(Collected data entries)
————
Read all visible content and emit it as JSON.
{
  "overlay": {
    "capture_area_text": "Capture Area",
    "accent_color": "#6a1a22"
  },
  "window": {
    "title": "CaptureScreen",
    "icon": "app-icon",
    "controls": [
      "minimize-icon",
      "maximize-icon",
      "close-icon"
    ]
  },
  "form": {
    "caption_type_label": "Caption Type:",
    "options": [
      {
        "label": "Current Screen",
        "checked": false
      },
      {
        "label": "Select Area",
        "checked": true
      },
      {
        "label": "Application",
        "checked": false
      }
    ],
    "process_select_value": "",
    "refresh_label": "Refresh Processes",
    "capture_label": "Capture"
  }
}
————
▶ _DIRECTIVE_
Please reproduce all of the entries exactly as they stand.

▶ _WRITTEN RESPONSE_
Read all visible content and emit it as JSON.
{
  "overlay": {
    "capture_area_text": "Capture Area",
    "accent_color": "#6a1a22"
  },
  "window": {
    "title": "CaptureScreen",
    "icon": "app-icon",
    "controls": [
      "minimize-icon",
      "maximize-icon",
      "close-icon"
    ]
  },
  "form": {
    "caption_type_label": "Caption Type:",
    "options": [
      {
        "label": "Current Screen",
        "checked": false
      },
      {
        "label": "Select Area",
        "checked": true
      },
      {
        "label": "Application",
        "checked": false
      }
    ],
    "process_select_value": "",
    "refresh_label": "Refresh Processes",
    "capture_label": "Capture"
  }
}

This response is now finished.